-- Data records --
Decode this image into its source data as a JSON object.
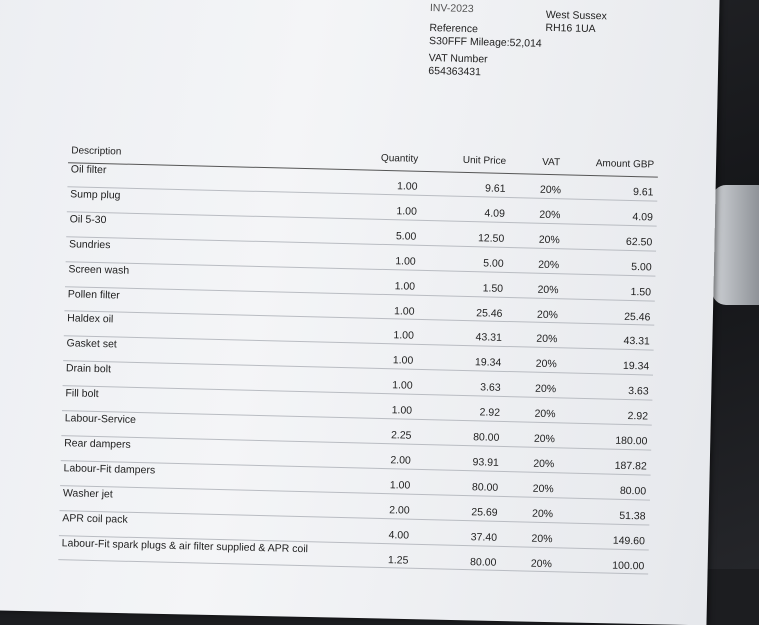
{
  "header": {
    "invoice": "INV-2023",
    "reference_label": "Reference",
    "reference": "S30FFF Mileage:52,014",
    "vat_label": "VAT Number",
    "vat_number": "654363431",
    "address": [
      "West Sussex",
      "RH16 1UA"
    ]
  },
  "table": {
    "columns": [
      "Description",
      "Quantity",
      "Unit Price",
      "VAT",
      "Amount GBP"
    ],
    "rows": [
      [
        "Oil filter",
        "1.00",
        "9.61",
        "20%",
        "9.61"
      ],
      [
        "Sump plug",
        "1.00",
        "4.09",
        "20%",
        "4.09"
      ],
      [
        "Oil 5-30",
        "5.00",
        "12.50",
        "20%",
        "62.50"
      ],
      [
        "Sundries",
        "1.00",
        "5.00",
        "20%",
        "5.00"
      ],
      [
        "Screen wash",
        "1.00",
        "1.50",
        "20%",
        "1.50"
      ],
      [
        "Pollen filter",
        "1.00",
        "25.46",
        "20%",
        "25.46"
      ],
      [
        "Haldex oil",
        "1.00",
        "43.31",
        "20%",
        "43.31"
      ],
      [
        "Gasket set",
        "1.00",
        "19.34",
        "20%",
        "19.34"
      ],
      [
        "Drain bolt",
        "1.00",
        "3.63",
        "20%",
        "3.63"
      ],
      [
        "Fill bolt",
        "1.00",
        "2.92",
        "20%",
        "2.92"
      ],
      [
        "Labour-Service",
        "2.25",
        "80.00",
        "20%",
        "180.00"
      ],
      [
        "Rear dampers",
        "2.00",
        "93.91",
        "20%",
        "187.82"
      ],
      [
        "Labour-Fit dampers",
        "1.00",
        "80.00",
        "20%",
        "80.00"
      ],
      [
        "Washer jet",
        "2.00",
        "25.69",
        "20%",
        "51.38"
      ],
      [
        "APR coil pack",
        "4.00",
        "37.40",
        "20%",
        "149.60"
      ],
      [
        "Labour-Fit spark plugs & air filter supplied & APR coil",
        "1.25",
        "80.00",
        "20%",
        "100.00"
      ]
    ]
  }
}
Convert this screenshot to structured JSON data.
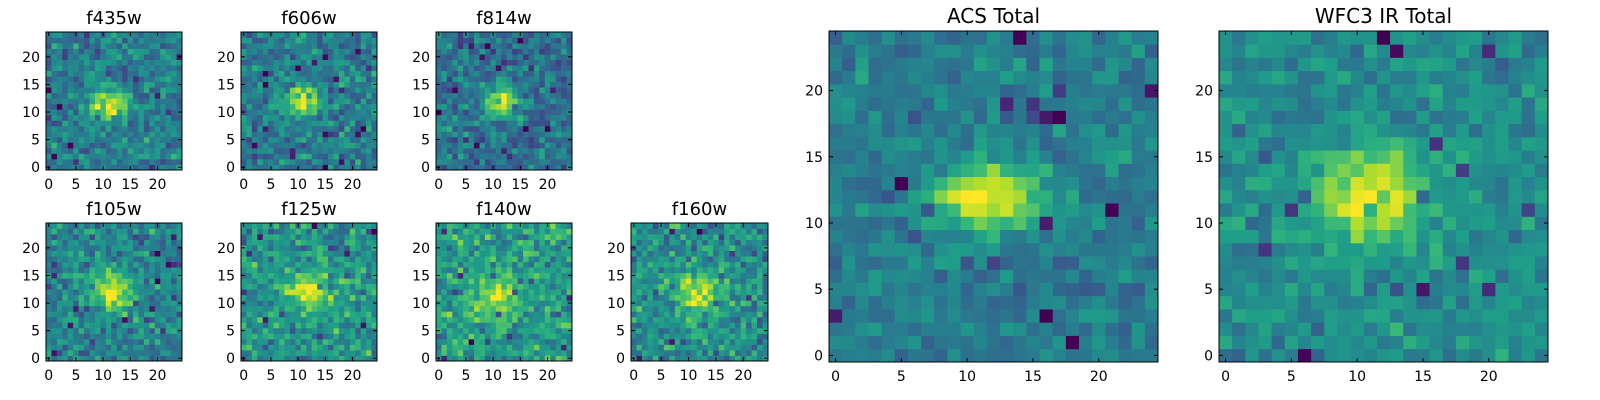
{
  "chart_data": [
    {
      "type": "heatmap",
      "title": "f435w",
      "nx": 25,
      "ny": 25,
      "xticks": [
        0,
        5,
        10,
        15,
        20
      ],
      "yticks": [
        0,
        5,
        10,
        15,
        20
      ],
      "xlim": [
        0,
        25
      ],
      "ylim": [
        0,
        25
      ],
      "colormap": "viridis",
      "blob": {
        "x": 11.5,
        "y": 12,
        "sx": 2.6,
        "sy": 1.8,
        "amp": 0.55
      },
      "noise": 0.2,
      "base": 0.42,
      "seed": 11
    },
    {
      "type": "heatmap",
      "title": "f606w",
      "nx": 25,
      "ny": 25,
      "xticks": [
        0,
        5,
        10,
        15,
        20
      ],
      "yticks": [
        0,
        5,
        10,
        15,
        20
      ],
      "xlim": [
        0,
        25
      ],
      "ylim": [
        0,
        25
      ],
      "colormap": "viridis",
      "blob": {
        "x": 11.5,
        "y": 12.5,
        "sx": 2.6,
        "sy": 1.7,
        "amp": 0.55
      },
      "noise": 0.2,
      "base": 0.42,
      "seed": 23
    },
    {
      "type": "heatmap",
      "title": "f814w",
      "nx": 25,
      "ny": 25,
      "xticks": [
        0,
        5,
        10,
        15,
        20
      ],
      "yticks": [
        0,
        5,
        10,
        15,
        20
      ],
      "xlim": [
        0,
        25
      ],
      "ylim": [
        0,
        25
      ],
      "colormap": "viridis",
      "blob": {
        "x": 12,
        "y": 12.5,
        "sx": 2.4,
        "sy": 1.7,
        "amp": 0.6
      },
      "noise": 0.2,
      "base": 0.38,
      "seed": 37
    },
    {
      "type": "heatmap",
      "title": "f105w",
      "nx": 25,
      "ny": 25,
      "xticks": [
        0,
        5,
        10,
        15,
        20
      ],
      "yticks": [
        0,
        5,
        10,
        15,
        20
      ],
      "xlim": [
        0,
        25
      ],
      "ylim": [
        0,
        25
      ],
      "colormap": "viridis",
      "blob": {
        "x": 12,
        "y": 12.5,
        "sx": 2.8,
        "sy": 2.4,
        "amp": 0.5
      },
      "noise": 0.2,
      "base": 0.45,
      "seed": 41
    },
    {
      "type": "heatmap",
      "title": "f125w",
      "nx": 25,
      "ny": 25,
      "xticks": [
        0,
        5,
        10,
        15,
        20
      ],
      "yticks": [
        0,
        5,
        10,
        15,
        20
      ],
      "xlim": [
        0,
        25
      ],
      "ylim": [
        0,
        25
      ],
      "colormap": "viridis",
      "blob": {
        "x": 12,
        "y": 12.5,
        "sx": 2.8,
        "sy": 2.4,
        "amp": 0.4
      },
      "noise": 0.22,
      "base": 0.52,
      "seed": 53
    },
    {
      "type": "heatmap",
      "title": "f140w",
      "nx": 25,
      "ny": 25,
      "xticks": [
        0,
        5,
        10,
        15,
        20
      ],
      "yticks": [
        0,
        5,
        10,
        15,
        20
      ],
      "xlim": [
        0,
        25
      ],
      "ylim": [
        0,
        25
      ],
      "colormap": "viridis",
      "blob": {
        "x": 11,
        "y": 11.5,
        "sx": 3,
        "sy": 2.6,
        "amp": 0.35
      },
      "noise": 0.22,
      "base": 0.56,
      "seed": 67
    },
    {
      "type": "heatmap",
      "title": "f160w",
      "nx": 25,
      "ny": 25,
      "xticks": [
        0,
        5,
        10,
        15,
        20
      ],
      "yticks": [
        0,
        5,
        10,
        15,
        20
      ],
      "xlim": [
        0,
        25
      ],
      "ylim": [
        0,
        25
      ],
      "colormap": "viridis",
      "blob": {
        "x": 12.5,
        "y": 12.5,
        "sx": 2.6,
        "sy": 2.6,
        "amp": 0.42
      },
      "noise": 0.22,
      "base": 0.5,
      "seed": 79
    },
    {
      "type": "heatmap",
      "title": "ACS Total",
      "nx": 25,
      "ny": 25,
      "xticks": [
        0,
        5,
        10,
        15,
        20
      ],
      "yticks": [
        0,
        5,
        10,
        15,
        20
      ],
      "xlim": [
        0,
        25
      ],
      "ylim": [
        0,
        25
      ],
      "colormap": "viridis",
      "blob": {
        "x": 12,
        "y": 12.5,
        "sx": 2.8,
        "sy": 1.8,
        "amp": 0.6
      },
      "noise": 0.14,
      "base": 0.42,
      "seed": 89
    },
    {
      "type": "heatmap",
      "title": "WFC3 IR Total",
      "nx": 25,
      "ny": 25,
      "xticks": [
        0,
        5,
        10,
        15,
        20
      ],
      "yticks": [
        0,
        5,
        10,
        15,
        20
      ],
      "xlim": [
        0,
        25
      ],
      "ylim": [
        0,
        25
      ],
      "colormap": "viridis",
      "blob": {
        "x": 11.5,
        "y": 12.5,
        "sx": 3,
        "sy": 2.4,
        "amp": 0.5
      },
      "noise": 0.14,
      "base": 0.48,
      "seed": 97
    }
  ]
}
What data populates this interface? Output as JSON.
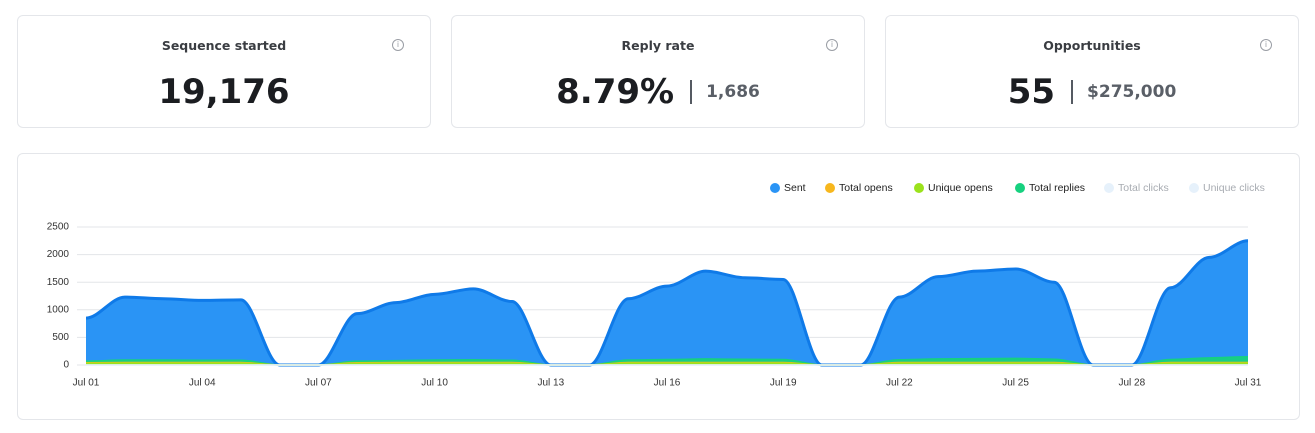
{
  "cards": [
    {
      "title": "Sequence started",
      "value": "19,176"
    },
    {
      "title": "Reply rate",
      "value": "8.79%",
      "secondary": "1,686"
    },
    {
      "title": "Opportunities",
      "value": "55",
      "secondary": "$275,000"
    }
  ],
  "chart_data": {
    "type": "area",
    "categories": [
      "Jul 01",
      null,
      null,
      "Jul 04",
      null,
      null,
      "Jul 07",
      null,
      null,
      "Jul 10",
      null,
      null,
      "Jul 13",
      null,
      null,
      "Jul 16",
      null,
      null,
      "Jul 19",
      null,
      null,
      "Jul 22",
      null,
      null,
      "Jul 25",
      null,
      null,
      "Jul 28",
      null,
      null,
      "Jul 31"
    ],
    "series": [
      {
        "name": "Sent",
        "color": "#2a94f5",
        "values": [
          850,
          1230,
          1200,
          1170,
          1180,
          0,
          0,
          930,
          1130,
          1280,
          1380,
          1150,
          0,
          0,
          1200,
          1430,
          1700,
          1580,
          1550,
          0,
          0,
          1230,
          1600,
          1700,
          1740,
          1500,
          0,
          0,
          1400,
          1950,
          2250
        ]
      },
      {
        "name": "Total opens",
        "color": "#f7b71d",
        "values": [
          40,
          45,
          45,
          45,
          45,
          0,
          0,
          40,
          45,
          45,
          45,
          45,
          0,
          0,
          45,
          45,
          45,
          45,
          45,
          0,
          0,
          45,
          45,
          45,
          45,
          45,
          0,
          0,
          45,
          45,
          45
        ]
      },
      {
        "name": "Unique opens",
        "color": "#9be21c",
        "values": [
          30,
          35,
          35,
          35,
          35,
          0,
          0,
          30,
          35,
          35,
          35,
          35,
          0,
          0,
          35,
          35,
          35,
          35,
          35,
          0,
          0,
          35,
          35,
          35,
          35,
          35,
          0,
          0,
          35,
          35,
          35
        ]
      },
      {
        "name": "Total replies",
        "color": "#16d17f",
        "values": [
          70,
          90,
          90,
          85,
          85,
          0,
          0,
          70,
          80,
          90,
          95,
          85,
          0,
          0,
          90,
          100,
          110,
          105,
          100,
          0,
          0,
          95,
          110,
          115,
          120,
          105,
          0,
          0,
          100,
          130,
          150
        ]
      },
      {
        "name": "Total clicks",
        "color": "#e6f1fb",
        "hidden": true,
        "values": [
          0,
          0,
          0,
          0,
          0,
          0,
          0,
          0,
          0,
          0,
          0,
          0,
          0,
          0,
          0,
          0,
          0,
          0,
          0,
          0,
          0,
          0,
          0,
          0,
          0,
          0,
          0,
          0,
          0,
          0,
          0
        ]
      },
      {
        "name": "Unique clicks",
        "color": "#e6f1fb",
        "hidden": true,
        "values": [
          0,
          0,
          0,
          0,
          0,
          0,
          0,
          0,
          0,
          0,
          0,
          0,
          0,
          0,
          0,
          0,
          0,
          0,
          0,
          0,
          0,
          0,
          0,
          0,
          0,
          0,
          0,
          0,
          0,
          0,
          0
        ]
      }
    ],
    "ylim": [
      0,
      2500
    ],
    "yticks": [
      0,
      500,
      1000,
      1500,
      2000,
      2500
    ],
    "grid": true,
    "legend": "top-right"
  }
}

-- Task instructions --
Pull every line containing "seed" out of the records.

-- Complete output --
      "seed": 11
      "seed": 23
      "seed": 37
      "seed": 41
      "seed": 53
      "seed": 67
      "seed": 79
      "seed": 89
      "seed": 97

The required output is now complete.